▸ Problem: Every line of the records below should be restated exactly.

=== The input ===

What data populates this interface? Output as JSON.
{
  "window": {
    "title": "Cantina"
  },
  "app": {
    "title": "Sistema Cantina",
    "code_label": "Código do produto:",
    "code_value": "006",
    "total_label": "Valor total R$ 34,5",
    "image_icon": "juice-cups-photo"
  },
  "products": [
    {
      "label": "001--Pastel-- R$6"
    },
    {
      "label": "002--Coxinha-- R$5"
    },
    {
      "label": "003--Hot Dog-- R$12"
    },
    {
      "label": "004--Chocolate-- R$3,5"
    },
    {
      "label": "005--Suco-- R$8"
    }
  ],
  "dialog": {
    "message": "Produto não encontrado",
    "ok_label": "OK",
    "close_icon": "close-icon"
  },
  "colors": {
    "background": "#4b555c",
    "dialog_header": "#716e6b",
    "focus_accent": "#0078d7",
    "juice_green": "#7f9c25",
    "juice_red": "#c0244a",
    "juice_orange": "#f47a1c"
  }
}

===

▸ Finished answer:
What data populates this interface? Output as JSON.
{
  "window": {
    "title": "Cantina"
  },
  "app": {
    "title": "Sistema Cantina",
    "code_label": "Código do produto:",
    "code_value": "006",
    "total_label": "Valor total R$ 34,5",
    "image_icon": "juice-cups-photo"
  },
  "products": [
    {
      "label": "001--Pastel-- R$6"
    },
    {
      "label": "002--Coxinha-- R$5"
    },
    {
      "label": "003--Hot Dog-- R$12"
    },
    {
      "label": "004--Chocolate-- R$3,5"
    },
    {
      "label": "005--Suco-- R$8"
    }
  ],
  "dialog": {
    "message": "Produto não encontrado",
    "ok_label": "OK",
    "close_icon": "close-icon"
  },
  "colors": {
    "background": "#4b555c",
    "dialog_header": "#716e6b",
    "focus_accent": "#0078d7",
    "juice_green": "#7f9c25",
    "juice_red": "#c0244a",
    "juice_orange": "#f47a1c"
  }
}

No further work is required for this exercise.